====== Source material ======

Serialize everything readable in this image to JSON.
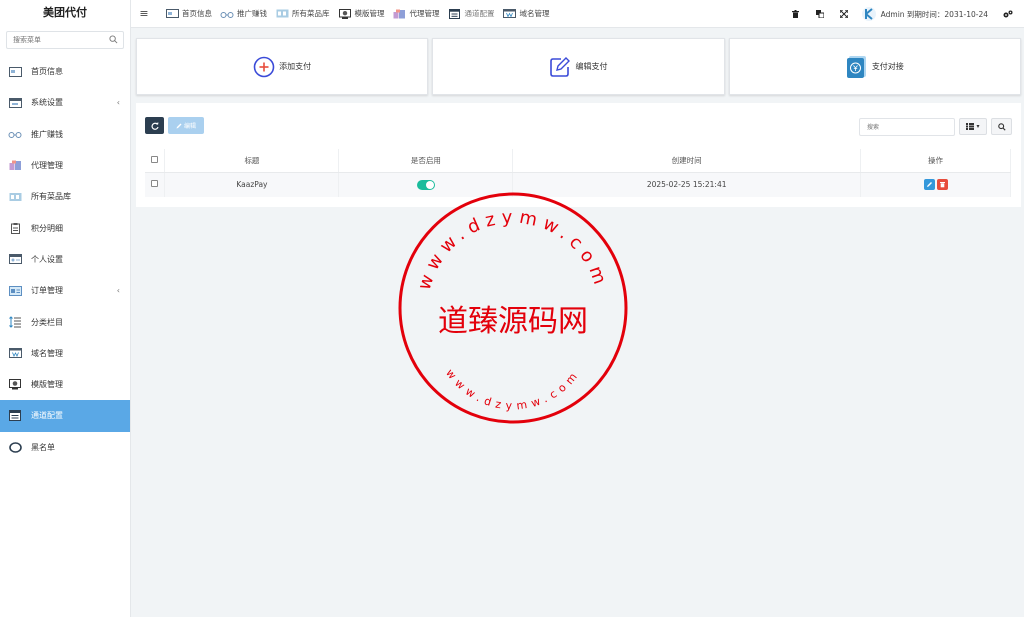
{
  "sidebar": {
    "brand": "美团代付",
    "search_placeholder": "搜索菜单",
    "items": [
      {
        "label": "首页信息",
        "icon": "home-card-icon",
        "caret": ""
      },
      {
        "label": "系统设置",
        "icon": "settings-card-icon",
        "caret": "‹"
      },
      {
        "label": "推广赚钱",
        "icon": "glasses-icon",
        "caret": ""
      },
      {
        "label": "代理管理",
        "icon": "agent-icon",
        "caret": ""
      },
      {
        "label": "所有菜品库",
        "icon": "dishes-icon",
        "caret": ""
      },
      {
        "label": "积分明细",
        "icon": "document-icon",
        "caret": ""
      },
      {
        "label": "个人设置",
        "icon": "profile-card-icon",
        "caret": ""
      },
      {
        "label": "订单管理",
        "icon": "order-icon",
        "caret": "‹"
      },
      {
        "label": "分类栏目",
        "icon": "category-icon",
        "caret": ""
      },
      {
        "label": "域名管理",
        "icon": "domain-icon",
        "caret": ""
      },
      {
        "label": "模版管理",
        "icon": "template-icon",
        "caret": ""
      },
      {
        "label": "通道配置",
        "icon": "channel-icon",
        "caret": ""
      },
      {
        "label": "黑名单",
        "icon": "blacklist-icon",
        "caret": ""
      }
    ],
    "active_index": 11
  },
  "topbar": {
    "nav": [
      {
        "label": "首页信息",
        "icon": "home-card-icon"
      },
      {
        "label": "推广赚钱",
        "icon": "glasses-icon"
      },
      {
        "label": "所有菜品库",
        "icon": "dishes-icon"
      },
      {
        "label": "模版管理",
        "icon": "template-icon"
      },
      {
        "label": "代理管理",
        "icon": "agent-icon"
      },
      {
        "label": "通道配置",
        "icon": "channel-icon"
      },
      {
        "label": "域名管理",
        "icon": "domain-icon"
      }
    ],
    "admin_text": "Admin 到期时间：2031-10-24"
  },
  "cards": [
    {
      "label": "添加支付",
      "icon": "plus-circle-icon"
    },
    {
      "label": "编辑支付",
      "icon": "edit-square-icon"
    },
    {
      "label": "支付对接",
      "icon": "yuan-icon"
    }
  ],
  "toolbar": {
    "edit_label": "编辑",
    "search_placeholder": "搜索"
  },
  "table": {
    "headers": [
      "标题",
      "是否启用",
      "创建时间",
      "操作"
    ],
    "rows": [
      {
        "title": "KaazPay",
        "enabled": true,
        "created": "2025-02-25 15:21:41"
      }
    ]
  },
  "watermark": {
    "center_text": "道臻源码网",
    "ring_top": "www.dzymw.com",
    "ring_bottom": "www.dzymw.com"
  },
  "colors": {
    "active": "#5aa8e6",
    "toggle": "#1abc9c",
    "stamp": "#e3000b",
    "dark_button": "#2c3e50"
  }
}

======

= Written problem =
Transcribe the whole listing exactly. Pictures are excluded.

= Problem solution =
Serialize everything readable in this image to JSON.
{
  "sidebar": {
    "brand": "美团代付",
    "search_placeholder": "搜索菜单",
    "items": [
      {
        "label": "首页信息",
        "icon": "home-card-icon",
        "caret": ""
      },
      {
        "label": "系统设置",
        "icon": "settings-card-icon",
        "caret": "‹"
      },
      {
        "label": "推广赚钱",
        "icon": "glasses-icon",
        "caret": ""
      },
      {
        "label": "代理管理",
        "icon": "agent-icon",
        "caret": ""
      },
      {
        "label": "所有菜品库",
        "icon": "dishes-icon",
        "caret": ""
      },
      {
        "label": "积分明细",
        "icon": "document-icon",
        "caret": ""
      },
      {
        "label": "个人设置",
        "icon": "profile-card-icon",
        "caret": ""
      },
      {
        "label": "订单管理",
        "icon": "order-icon",
        "caret": "‹"
      },
      {
        "label": "分类栏目",
        "icon": "category-icon",
        "caret": ""
      },
      {
        "label": "域名管理",
        "icon": "domain-icon",
        "caret": ""
      },
      {
        "label": "模版管理",
        "icon": "template-icon",
        "caret": ""
      },
      {
        "label": "通道配置",
        "icon": "channel-icon",
        "caret": ""
      },
      {
        "label": "黑名单",
        "icon": "blacklist-icon",
        "caret": ""
      }
    ],
    "active_index": 11
  },
  "topbar": {
    "nav": [
      {
        "label": "首页信息",
        "icon": "home-card-icon"
      },
      {
        "label": "推广赚钱",
        "icon": "glasses-icon"
      },
      {
        "label": "所有菜品库",
        "icon": "dishes-icon"
      },
      {
        "label": "模版管理",
        "icon": "template-icon"
      },
      {
        "label": "代理管理",
        "icon": "agent-icon"
      },
      {
        "label": "通道配置",
        "icon": "channel-icon"
      },
      {
        "label": "域名管理",
        "icon": "domain-icon"
      }
    ],
    "admin_text": "Admin 到期时间：2031-10-24"
  },
  "cards": [
    {
      "label": "添加支付",
      "icon": "plus-circle-icon"
    },
    {
      "label": "编辑支付",
      "icon": "edit-square-icon"
    },
    {
      "label": "支付对接",
      "icon": "yuan-icon"
    }
  ],
  "toolbar": {
    "edit_label": "编辑",
    "search_placeholder": "搜索"
  },
  "table": {
    "headers": [
      "标题",
      "是否启用",
      "创建时间",
      "操作"
    ],
    "rows": [
      {
        "title": "KaazPay",
        "enabled": true,
        "created": "2025-02-25 15:21:41"
      }
    ]
  },
  "watermark": {
    "center_text": "道臻源码网",
    "ring_top": "www.dzymw.com",
    "ring_bottom": "www.dzymw.com"
  },
  "colors": {
    "active": "#5aa8e6",
    "toggle": "#1abc9c",
    "stamp": "#e3000b",
    "dark_button": "#2c3e50"
  }
}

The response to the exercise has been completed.